*Given instruction*.
Copy each entry as it stands, leaving nothing out.
## start Dataset rows
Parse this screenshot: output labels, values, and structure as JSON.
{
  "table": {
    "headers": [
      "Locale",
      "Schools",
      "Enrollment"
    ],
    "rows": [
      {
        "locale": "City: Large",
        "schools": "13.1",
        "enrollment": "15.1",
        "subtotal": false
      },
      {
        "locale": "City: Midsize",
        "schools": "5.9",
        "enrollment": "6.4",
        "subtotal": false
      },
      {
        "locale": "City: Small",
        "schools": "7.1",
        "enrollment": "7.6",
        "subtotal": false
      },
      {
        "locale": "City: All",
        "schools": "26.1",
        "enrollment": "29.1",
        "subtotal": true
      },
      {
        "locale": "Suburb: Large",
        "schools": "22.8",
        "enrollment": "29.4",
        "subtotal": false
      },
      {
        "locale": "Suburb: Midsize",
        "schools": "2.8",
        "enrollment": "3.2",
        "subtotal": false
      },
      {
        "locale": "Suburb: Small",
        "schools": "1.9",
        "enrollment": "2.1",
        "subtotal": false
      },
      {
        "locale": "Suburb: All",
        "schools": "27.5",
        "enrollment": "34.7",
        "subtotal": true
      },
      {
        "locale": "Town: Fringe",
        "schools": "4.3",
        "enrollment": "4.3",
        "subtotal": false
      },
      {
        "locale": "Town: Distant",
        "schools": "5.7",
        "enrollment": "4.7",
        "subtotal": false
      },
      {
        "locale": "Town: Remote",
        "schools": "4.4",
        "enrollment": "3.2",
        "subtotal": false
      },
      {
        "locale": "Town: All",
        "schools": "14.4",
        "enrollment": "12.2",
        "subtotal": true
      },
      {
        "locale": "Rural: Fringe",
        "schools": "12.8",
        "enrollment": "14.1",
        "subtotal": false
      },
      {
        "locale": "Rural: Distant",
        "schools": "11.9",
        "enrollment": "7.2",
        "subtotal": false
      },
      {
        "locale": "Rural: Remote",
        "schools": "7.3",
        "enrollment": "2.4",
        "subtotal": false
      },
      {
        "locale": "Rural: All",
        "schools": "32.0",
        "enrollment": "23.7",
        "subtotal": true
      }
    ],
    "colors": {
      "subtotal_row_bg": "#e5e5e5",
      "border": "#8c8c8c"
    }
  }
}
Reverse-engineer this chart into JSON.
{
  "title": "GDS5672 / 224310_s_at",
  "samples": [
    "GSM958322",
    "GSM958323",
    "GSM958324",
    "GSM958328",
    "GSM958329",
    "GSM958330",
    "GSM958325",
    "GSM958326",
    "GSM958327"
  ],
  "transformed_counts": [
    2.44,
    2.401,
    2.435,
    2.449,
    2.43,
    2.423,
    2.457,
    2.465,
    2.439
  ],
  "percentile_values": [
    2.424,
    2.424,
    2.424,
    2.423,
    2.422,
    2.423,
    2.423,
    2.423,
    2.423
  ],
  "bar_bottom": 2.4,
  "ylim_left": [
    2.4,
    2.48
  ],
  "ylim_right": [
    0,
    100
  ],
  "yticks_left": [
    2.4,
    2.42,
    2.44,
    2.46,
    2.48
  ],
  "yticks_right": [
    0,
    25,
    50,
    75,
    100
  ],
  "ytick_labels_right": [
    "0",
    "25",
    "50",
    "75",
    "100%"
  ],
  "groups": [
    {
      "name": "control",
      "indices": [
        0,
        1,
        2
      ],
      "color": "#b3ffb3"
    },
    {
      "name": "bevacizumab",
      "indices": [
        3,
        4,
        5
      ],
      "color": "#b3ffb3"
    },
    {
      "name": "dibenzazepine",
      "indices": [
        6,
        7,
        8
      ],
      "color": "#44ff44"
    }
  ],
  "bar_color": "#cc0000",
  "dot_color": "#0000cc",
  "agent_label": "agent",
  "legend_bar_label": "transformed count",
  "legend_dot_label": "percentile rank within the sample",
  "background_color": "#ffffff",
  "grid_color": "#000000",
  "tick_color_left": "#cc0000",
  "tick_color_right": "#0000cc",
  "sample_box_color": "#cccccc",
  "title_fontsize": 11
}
## end Dataset rows
*Solution for this problem*.
Parse this screenshot: output labels, values, and structure as JSON.
{
  "table": {
    "headers": [
      "Locale",
      "Schools",
      "Enrollment"
    ],
    "rows": [
      {
        "locale": "City: Large",
        "schools": "13.1",
        "enrollment": "15.1",
        "subtotal": false
      },
      {
        "locale": "City: Midsize",
        "schools": "5.9",
        "enrollment": "6.4",
        "subtotal": false
      },
      {
        "locale": "City: Small",
        "schools": "7.1",
        "enrollment": "7.6",
        "subtotal": false
      },
      {
        "locale": "City: All",
        "schools": "26.1",
        "enrollment": "29.1",
        "subtotal": true
      },
      {
        "locale": "Suburb: Large",
        "schools": "22.8",
        "enrollment": "29.4",
        "subtotal": false
      },
      {
        "locale": "Suburb: Midsize",
        "schools": "2.8",
        "enrollment": "3.2",
        "subtotal": false
      },
      {
        "locale": "Suburb: Small",
        "schools": "1.9",
        "enrollment": "2.1",
        "subtotal": false
      },
      {
        "locale": "Suburb: All",
        "schools": "27.5",
        "enrollment": "34.7",
        "subtotal": true
      },
      {
        "locale": "Town: Fringe",
        "schools": "4.3",
        "enrollment": "4.3",
        "subtotal": false
      },
      {
        "locale": "Town: Distant",
        "schools": "5.7",
        "enrollment": "4.7",
        "subtotal": false
      },
      {
        "locale": "Town: Remote",
        "schools": "4.4",
        "enrollment": "3.2",
        "subtotal": false
      },
      {
        "locale": "Town: All",
        "schools": "14.4",
        "enrollment": "12.2",
        "subtotal": true
      },
      {
        "locale": "Rural: Fringe",
        "schools": "12.8",
        "enrollment": "14.1",
        "subtotal": false
      },
      {
        "locale": "Rural: Distant",
        "schools": "11.9",
        "enrollment": "7.2",
        "subtotal": false
      },
      {
        "locale": "Rural: Remote",
        "schools": "7.3",
        "enrollment": "2.4",
        "subtotal": false
      },
      {
        "locale": "Rural: All",
        "schools": "32.0",
        "enrollment": "23.7",
        "subtotal": true
      }
    ],
    "colors": {
      "subtotal_row_bg": "#e5e5e5",
      "border": "#8c8c8c"
    }
  }
}
Reverse-engineer this chart into JSON.
{
  "title": "GDS5672 / 224310_s_at",
  "samples": [
    "GSM958322",
    "GSM958323",
    "GSM958324",
    "GSM958328",
    "GSM958329",
    "GSM958330",
    "GSM958325",
    "GSM958326",
    "GSM958327"
  ],
  "transformed_counts": [
    2.44,
    2.401,
    2.435,
    2.449,
    2.43,
    2.423,
    2.457,
    2.465,
    2.439
  ],
  "percentile_values": [
    2.424,
    2.424,
    2.424,
    2.423,
    2.422,
    2.423,
    2.423,
    2.423,
    2.423
  ],
  "bar_bottom": 2.4,
  "ylim_left": [
    2.4,
    2.48
  ],
  "ylim_right": [
    0,
    100
  ],
  "yticks_left": [
    2.4,
    2.42,
    2.44,
    2.46,
    2.48
  ],
  "yticks_right": [
    0,
    25,
    50,
    75,
    100
  ],
  "ytick_labels_right": [
    "0",
    "25",
    "50",
    "75",
    "100%"
  ],
  "groups": [
    {
      "name": "control",
      "indices": [
        0,
        1,
        2
      ],
      "color": "#b3ffb3"
    },
    {
      "name": "bevacizumab",
      "indices": [
        3,
        4,
        5
      ],
      "color": "#b3ffb3"
    },
    {
      "name": "dibenzazepine",
      "indices": [
        6,
        7,
        8
      ],
      "color": "#44ff44"
    }
  ],
  "bar_color": "#cc0000",
  "dot_color": "#0000cc",
  "agent_label": "agent",
  "legend_bar_label": "transformed count",
  "legend_dot_label": "percentile rank within the sample",
  "background_color": "#ffffff",
  "grid_color": "#000000",
  "tick_color_left": "#cc0000",
  "tick_color_right": "#0000cc",
  "sample_box_color": "#cccccc",
  "title_fontsize": 11
}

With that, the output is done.